* Exercise objective
The listing below should be printed exactly, every line of it. Skip the pictures.

* Data shown
□ □ □ □
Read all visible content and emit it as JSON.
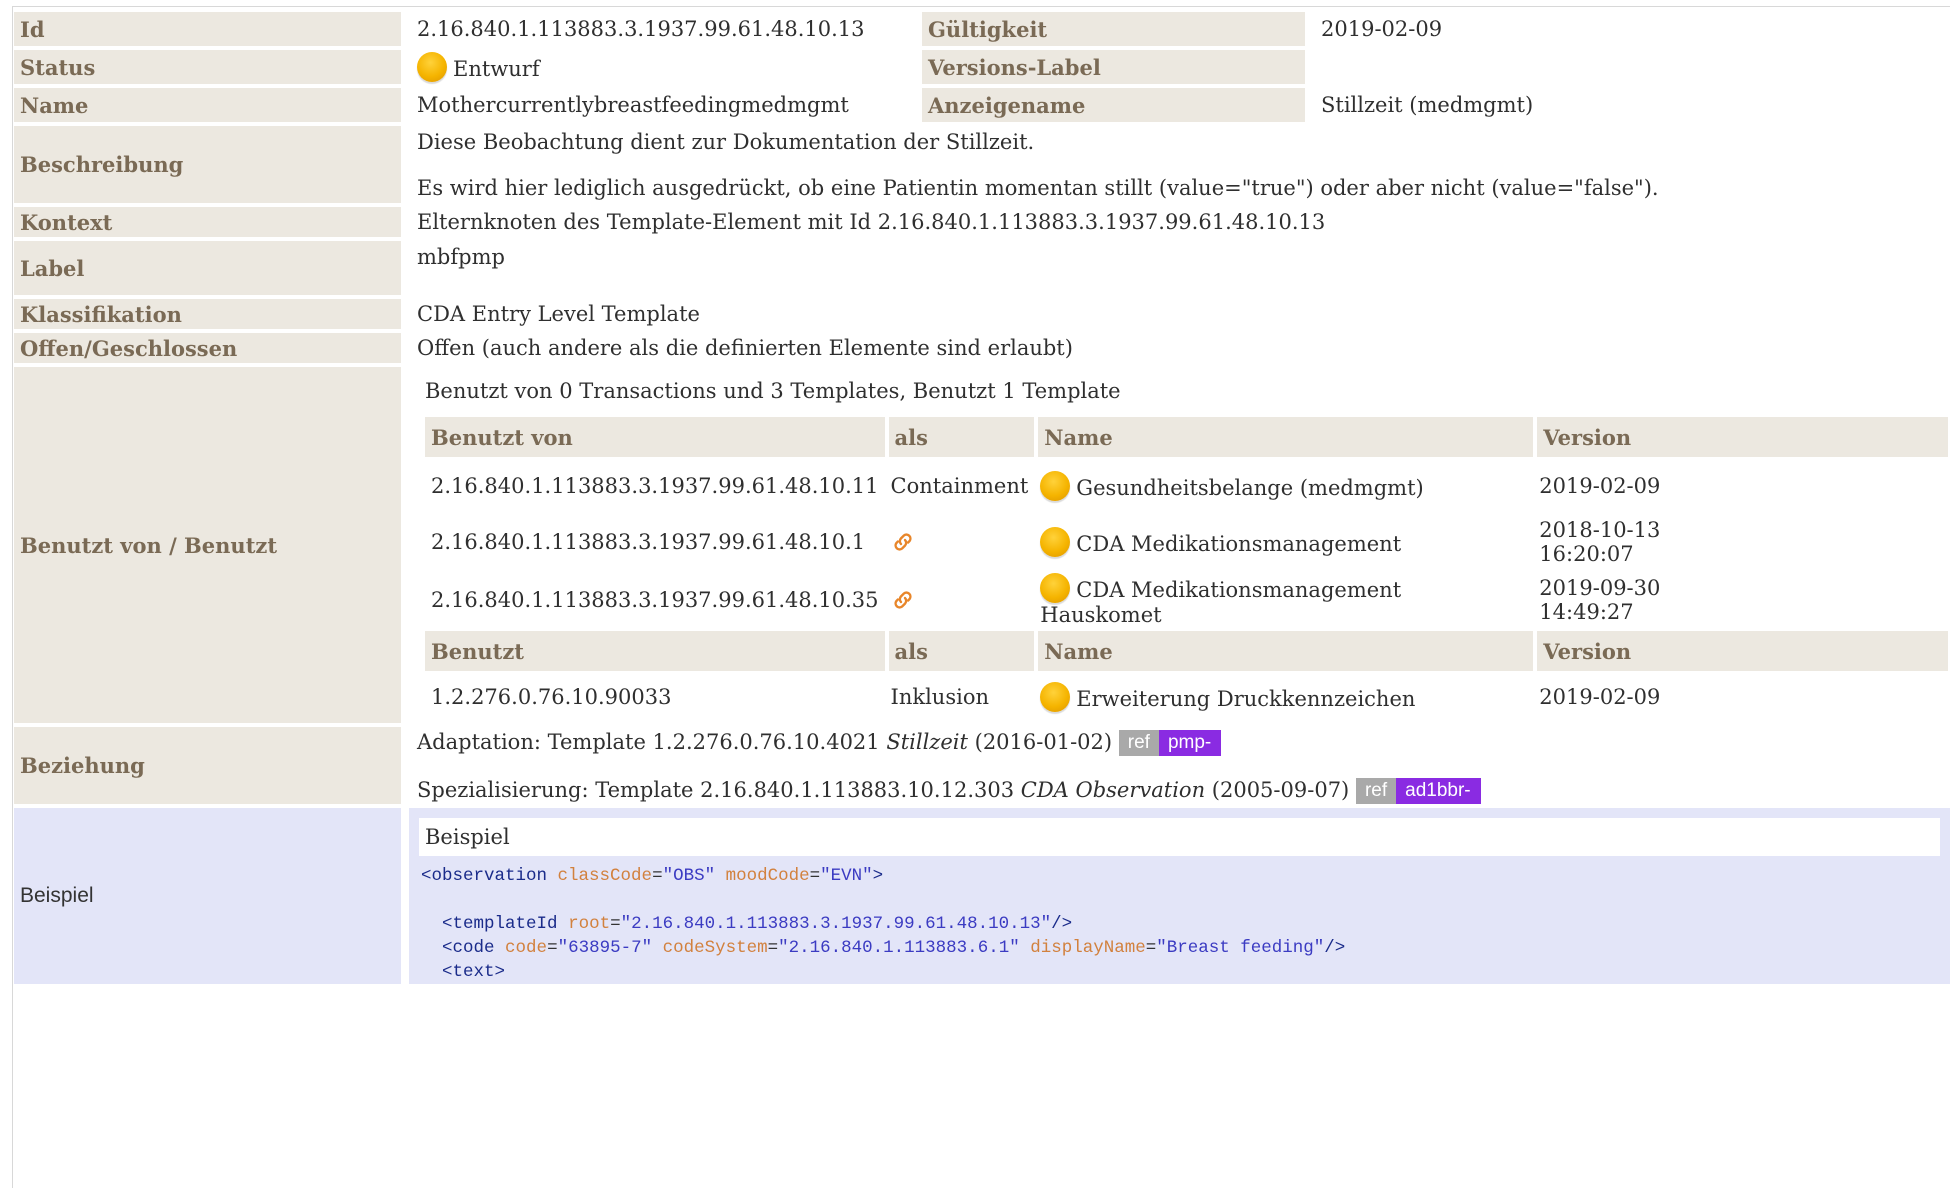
{
  "rows": {
    "id": {
      "label": "Id",
      "value": "2.16.840.1.113883.3.1937.99.61.48.10.13",
      "label2": "Gültigkeit",
      "value2": "2019-02-09"
    },
    "status": {
      "label": "Status",
      "value": "Entwurf",
      "label2": "Versions-Label",
      "value2": ""
    },
    "name": {
      "label": "Name",
      "value": "Mothercurrentlybreastfeedingmedmgmt",
      "label2": "Anzeigename",
      "value2": "Stillzeit (medmgmt)"
    },
    "beschreibung": {
      "label": "Beschreibung",
      "line1": "Diese Beobachtung dient zur Dokumentation der Stillzeit.",
      "line2": "Es wird hier lediglich ausgedrückt, ob eine Patientin momentan stillt (value=\"true\") oder aber nicht (value=\"false\")."
    },
    "kontext": {
      "label": "Kontext",
      "value": "Elternknoten des Template-Element mit Id 2.16.840.1.113883.3.1937.99.61.48.10.13"
    },
    "labelrow": {
      "label": "Label",
      "value": "mbfpmp"
    },
    "klassifikation": {
      "label": "Klassifikation",
      "value": "CDA Entry Level Template"
    },
    "offen": {
      "label": "Offen/Geschlossen",
      "value": "Offen (auch andere als die definierten Elemente sind erlaubt)"
    },
    "benutzt": {
      "label": "Benutzt von / Benutzt",
      "summary": "Benutzt von 0 Transactions und 3 Templates, Benutzt 1 Template",
      "head_used_by": {
        "c1": "Benutzt von",
        "c2": "als",
        "c3": "Name",
        "c4": "Version"
      },
      "used_by": [
        {
          "id": "2.16.840.1.113883.3.1937.99.61.48.10.11",
          "as": "Containment",
          "name": "Gesundheitsbelange (medmgmt)",
          "version": "2019-02-09"
        },
        {
          "id": "2.16.840.1.113883.3.1937.99.61.48.10.1",
          "as_icon": "link-icon",
          "name": "CDA Medikationsmanagement",
          "version": "2018-10-13",
          "version_time": "16:20:07"
        },
        {
          "id": "2.16.840.1.113883.3.1937.99.61.48.10.35",
          "as_icon": "link-icon",
          "name": "CDA Medikationsmanagement Hauskomet",
          "version": "2019-09-30",
          "version_time": "14:49:27"
        }
      ],
      "head_uses": {
        "c1": "Benutzt",
        "c2": "als",
        "c3": "Name",
        "c4": "Version"
      },
      "uses": [
        {
          "id": "1.2.276.0.76.10.90033",
          "as": "Inklusion",
          "name": "Erweiterung Druckkennzeichen",
          "version": "2019-02-09"
        }
      ]
    },
    "beziehung": {
      "label": "Beziehung",
      "line1": {
        "prefix": "Adaptation: Template 1.2.276.0.76.10.4021 ",
        "name": "Stillzeit",
        "suffix": " (2016-01-02) ",
        "ref": "ref",
        "badge": "pmp-"
      },
      "line2": {
        "prefix": "Spezialisierung: Template 2.16.840.1.113883.10.12.303 ",
        "name": "CDA Observation",
        "suffix": " (2005-09-07) ",
        "ref": "ref",
        "badge": "ad1bbr-"
      }
    },
    "beispiel": {
      "label": "Beispiel",
      "title": "Beispiel"
    }
  },
  "colors": {
    "label_bg": "#ece8e0",
    "label_fg": "#7a6a55",
    "example_bg": "#e3e5f8",
    "badge_ref": "#a9a9a9",
    "badge_prefix": "#8a2be2",
    "status_dot": "#f5b400"
  },
  "icons": {
    "status": "status-draft-dot-icon",
    "link": "link-icon"
  }
}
□ □ □ □
* Full response
Read all visible content and emit it as JSON.
{
  "rows": {
    "id": {
      "label": "Id",
      "value": "2.16.840.1.113883.3.1937.99.61.48.10.13",
      "label2": "Gültigkeit",
      "value2": "2019-02-09"
    },
    "status": {
      "label": "Status",
      "value": "Entwurf",
      "label2": "Versions-Label",
      "value2": ""
    },
    "name": {
      "label": "Name",
      "value": "Mothercurrentlybreastfeedingmedmgmt",
      "label2": "Anzeigename",
      "value2": "Stillzeit (medmgmt)"
    },
    "beschreibung": {
      "label": "Beschreibung",
      "line1": "Diese Beobachtung dient zur Dokumentation der Stillzeit.",
      "line2": "Es wird hier lediglich ausgedrückt, ob eine Patientin momentan stillt (value=\"true\") oder aber nicht (value=\"false\")."
    },
    "kontext": {
      "label": "Kontext",
      "value": "Elternknoten des Template-Element mit Id 2.16.840.1.113883.3.1937.99.61.48.10.13"
    },
    "labelrow": {
      "label": "Label",
      "value": "mbfpmp"
    },
    "klassifikation": {
      "label": "Klassifikation",
      "value": "CDA Entry Level Template"
    },
    "offen": {
      "label": "Offen/Geschlossen",
      "value": "Offen (auch andere als die definierten Elemente sind erlaubt)"
    },
    "benutzt": {
      "label": "Benutzt von / Benutzt",
      "summary": "Benutzt von 0 Transactions und 3 Templates, Benutzt 1 Template",
      "head_used_by": {
        "c1": "Benutzt von",
        "c2": "als",
        "c3": "Name",
        "c4": "Version"
      },
      "used_by": [
        {
          "id": "2.16.840.1.113883.3.1937.99.61.48.10.11",
          "as": "Containment",
          "name": "Gesundheitsbelange (medmgmt)",
          "version": "2019-02-09"
        },
        {
          "id": "2.16.840.1.113883.3.1937.99.61.48.10.1",
          "as_icon": "link-icon",
          "name": "CDA Medikationsmanagement",
          "version": "2018-10-13",
          "version_time": "16:20:07"
        },
        {
          "id": "2.16.840.1.113883.3.1937.99.61.48.10.35",
          "as_icon": "link-icon",
          "name": "CDA Medikationsmanagement Hauskomet",
          "version": "2019-09-30",
          "version_time": "14:49:27"
        }
      ],
      "head_uses": {
        "c1": "Benutzt",
        "c2": "als",
        "c3": "Name",
        "c4": "Version"
      },
      "uses": [
        {
          "id": "1.2.276.0.76.10.90033",
          "as": "Inklusion",
          "name": "Erweiterung Druckkennzeichen",
          "version": "2019-02-09"
        }
      ]
    },
    "beziehung": {
      "label": "Beziehung",
      "line1": {
        "prefix": "Adaptation: Template 1.2.276.0.76.10.4021 ",
        "name": "Stillzeit",
        "suffix": " (2016-01-02) ",
        "ref": "ref",
        "badge": "pmp-"
      },
      "line2": {
        "prefix": "Spezialisierung: Template 2.16.840.1.113883.10.12.303 ",
        "name": "CDA Observation",
        "suffix": " (2005-09-07) ",
        "ref": "ref",
        "badge": "ad1bbr-"
      }
    },
    "beispiel": {
      "label": "Beispiel",
      "title": "Beispiel"
    }
  },
  "colors": {
    "label_bg": "#ece8e0",
    "label_fg": "#7a6a55",
    "example_bg": "#e3e5f8",
    "badge_ref": "#a9a9a9",
    "badge_prefix": "#8a2be2",
    "status_dot": "#f5b400"
  },
  "icons": {
    "status": "status-draft-dot-icon",
    "link": "link-icon"
  }
}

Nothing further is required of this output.